WHAT IS EXPECTED:
In the entries that follow, count each line containing "name" and state the total, nothing more.

SOURCE RECORDS:
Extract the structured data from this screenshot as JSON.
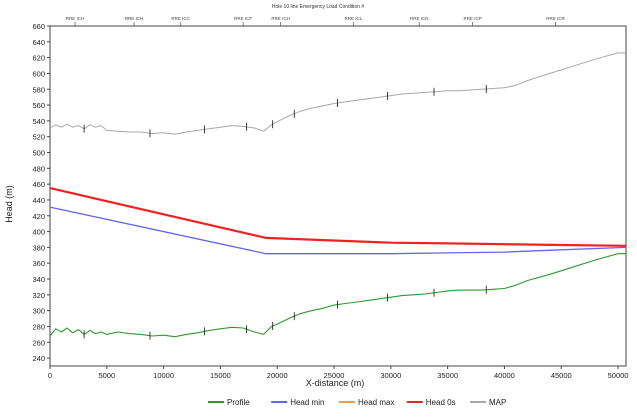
{
  "chart_data": {
    "type": "line",
    "title": "Hole 10 line Emergency Load Condition #",
    "xlabel": "X-distance (m)",
    "ylabel": "Head (m)",
    "xlim": [
      0,
      50700
    ],
    "ylim": [
      230,
      660
    ],
    "x_ticks": [
      0,
      5000,
      10000,
      15000,
      20000,
      25000,
      30000,
      35000,
      40000,
      45000,
      50000
    ],
    "y_ticks": [
      240,
      260,
      280,
      300,
      320,
      340,
      360,
      380,
      400,
      420,
      440,
      460,
      480,
      500,
      520,
      540,
      560,
      580,
      600,
      620,
      640,
      660
    ],
    "top_markers": [
      {
        "label": "RRE ICH",
        "x": 2200
      },
      {
        "label": "RRE ICN",
        "x": 7400
      },
      {
        "label": "RRE ICC",
        "x": 11500
      },
      {
        "label": "RRE ICF",
        "x": 17000
      },
      {
        "label": "RRE ICH",
        "x": 20300
      },
      {
        "label": "RRE ICL",
        "x": 26700
      },
      {
        "label": "RRE ICN",
        "x": 32500
      },
      {
        "label": "RRE ICP",
        "x": 37200
      },
      {
        "label": "RRE ICR",
        "x": 44500
      }
    ],
    "grid": false,
    "legend_position": "bottom",
    "series": [
      {
        "name": "Profile",
        "color": "#2e9a2e",
        "x": [
          0,
          500,
          1000,
          1500,
          2000,
          2500,
          3000,
          3500,
          4000,
          4500,
          5000,
          6000,
          7000,
          8000,
          9000,
          10000,
          11000,
          12000,
          13000,
          14000,
          15000,
          16000,
          17000,
          18000,
          18800,
          19500,
          20000,
          21000,
          22000,
          23000,
          24000,
          25000,
          26000,
          27000,
          28000,
          29000,
          30000,
          31000,
          32000,
          33000,
          34000,
          35000,
          36000,
          37000,
          38000,
          39000,
          40000,
          41000,
          42000,
          44000,
          46000,
          48000,
          50000,
          50700
        ],
        "y": [
          268,
          277,
          273,
          278,
          272,
          276,
          270,
          275,
          271,
          273,
          270,
          273,
          271,
          270,
          268,
          269,
          267,
          270,
          272,
          275,
          277,
          279,
          278,
          273,
          270,
          280,
          283,
          290,
          296,
          300,
          303,
          307,
          309,
          311,
          313,
          315,
          317,
          319,
          320,
          321,
          323,
          325,
          326,
          326,
          326,
          327,
          328,
          332,
          338,
          346,
          355,
          364,
          372,
          372
        ]
      },
      {
        "name": "Head min",
        "color": "#6464f0",
        "x": [
          0,
          19000,
          30000,
          35000,
          40000,
          45000,
          50700
        ],
        "y": [
          431,
          372,
          372,
          373,
          374,
          377,
          380
        ]
      },
      {
        "name": "Head max",
        "color": "#f0a040",
        "x": [
          0,
          19000,
          30000,
          35000,
          40000,
          45000,
          50700
        ],
        "y": [
          455,
          392,
          386,
          385,
          384,
          383,
          382
        ]
      },
      {
        "name": "Head 0s",
        "color": "#ee2222",
        "x": [
          0,
          19000,
          30000,
          35000,
          40000,
          45000,
          50700
        ],
        "y": [
          455,
          392,
          386,
          385,
          384,
          383,
          382
        ]
      },
      {
        "name": "MAP",
        "color": "#a8a8a8",
        "x": [
          0,
          500,
          1000,
          1500,
          2000,
          2500,
          3000,
          3500,
          4000,
          4500,
          5000,
          6000,
          7000,
          8000,
          9000,
          10000,
          11000,
          12000,
          13000,
          14000,
          15000,
          16000,
          17000,
          18000,
          18800,
          19500,
          20000,
          21000,
          22000,
          23000,
          24000,
          25000,
          26000,
          27000,
          28000,
          29000,
          30000,
          31000,
          32000,
          33000,
          34000,
          35000,
          36000,
          37000,
          38000,
          39000,
          40000,
          41000,
          42000,
          44000,
          46000,
          48000,
          50000,
          50700
        ],
        "y": [
          531,
          535,
          532,
          536,
          532,
          534,
          530,
          535,
          532,
          534,
          528,
          527,
          526,
          526,
          524,
          525,
          523,
          526,
          528,
          530,
          532,
          534,
          533,
          531,
          527,
          535,
          539,
          546,
          552,
          556,
          559,
          562,
          564,
          566,
          568,
          570,
          572,
          574,
          575,
          576,
          577,
          578,
          578,
          579,
          580,
          581,
          582,
          585,
          591,
          600,
          609,
          618,
          626,
          626
        ]
      }
    ]
  }
}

COMPLETED TASK:
5